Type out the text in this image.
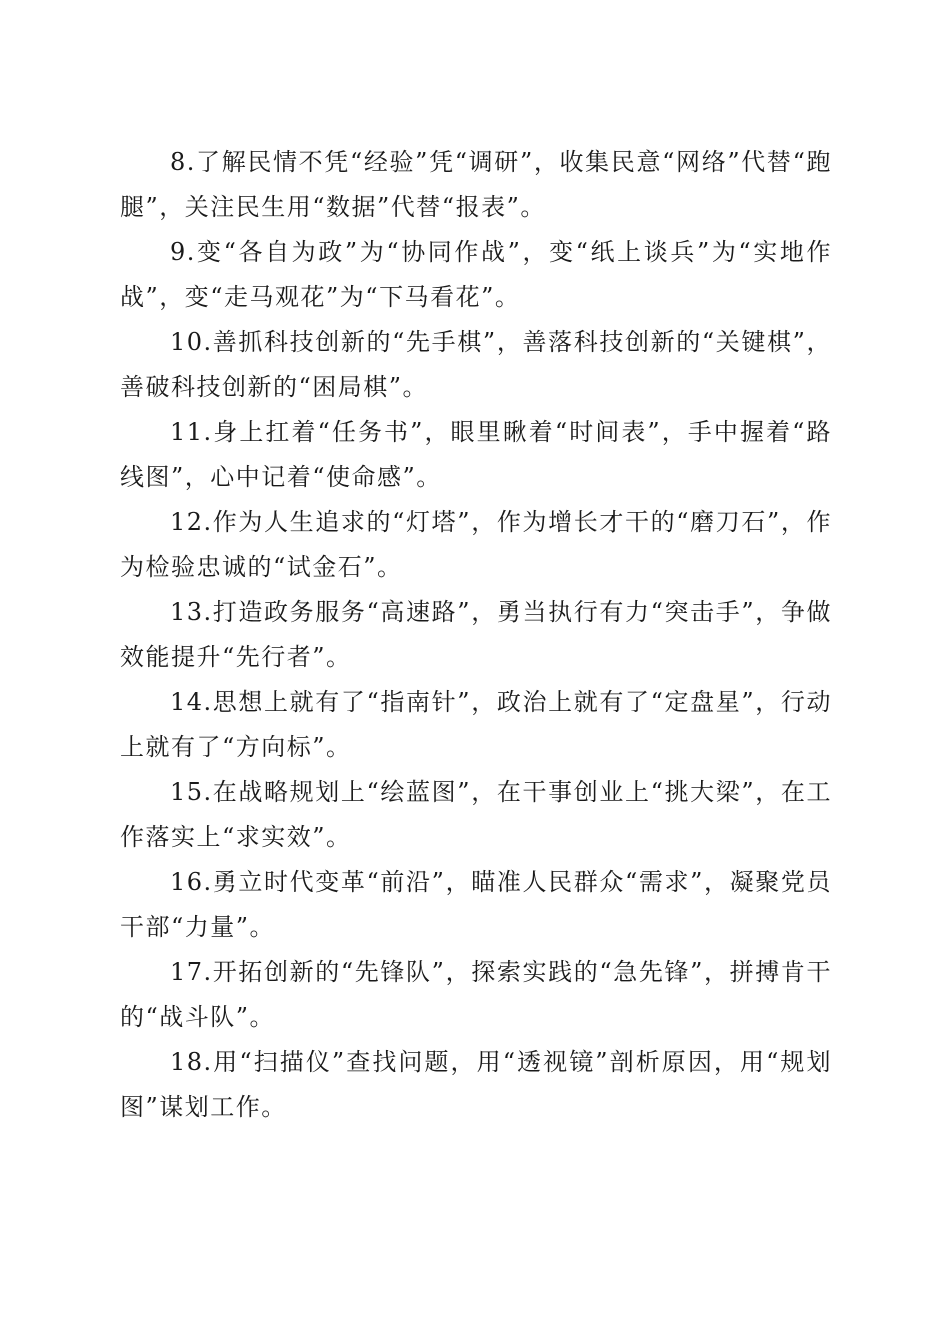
8.了解民情不凭“经验”凭“调研”，收集民意“网络”代替“跑腿”，关注民生用“数据”代替“报表”。

9.变“各自为政”为“协同作战”，变“纸上谈兵”为“实地作战”，变“走马观花”为“下马看花”。

10.善抓科技创新的“先手棋”，善落科技创新的“关键棋”，善破科技创新的“困局棋”。

11.身上扛着“任务书”，眼里瞅着“时间表”，手中握着“路线图”，心中记着“使命感”。

12.作为人生追求的“灯塔”，作为增长才干的“磨刀石”，作为检验忠诚的“试金石”。

13.打造政务服务“高速路”，勇当执行有力“突击手”，争做效能提升“先行者”。

14.思想上就有了“指南针”，政治上就有了“定盘星”，行动上就有了“方向标”。

15.在战略规划上“绘蓝图”，在干事创业上“挑大梁”，在工作落实上“求实效”。

16.勇立时代变革“前沿”，瞄准人民群众“需求”，凝聚党员干部“力量”。

17.开拓创新的“先锋队”，探索实践的“急先锋”，拼搏肯干的“战斗队”。

18.用“扫描仪”查找问题，用“透视镜”剖析原因，用“规划图”谋划工作。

====================

Stated exercise: Leave out every picture and copy the rest of the records exactly.

Result of this task:
Type out the text in this image.
8.了解民情不凭“经验”凭“调研”，收集民意“网络”代替“跑腿”，关注民生用“数据”代替“报表”。

9.变“各自为政”为“协同作战”，变“纸上谈兵”为“实地作战”，变“走马观花”为“下马看花”。

10.善抓科技创新的“先手棋”，善落科技创新的“关键棋”，善破科技创新的“困局棋”。

11.身上扛着“任务书”，眼里瞅着“时间表”，手中握着“路线图”，心中记着“使命感”。

12.作为人生追求的“灯塔”，作为增长才干的“磨刀石”，作为检验忠诚的“试金石”。

13.打造政务服务“高速路”，勇当执行有力“突击手”，争做效能提升“先行者”。

14.思想上就有了“指南针”，政治上就有了“定盘星”，行动上就有了“方向标”。

15.在战略规划上“绘蓝图”，在干事创业上“挑大梁”，在工作落实上“求实效”。

16.勇立时代变革“前沿”，瞄准人民群众“需求”，凝聚党员干部“力量”。

17.开拓创新的“先锋队”，探索实践的“急先锋”，拼搏肯干的“战斗队”。

18.用“扫描仪”查找问题，用“透视镜”剖析原因，用“规划图”谋划工作。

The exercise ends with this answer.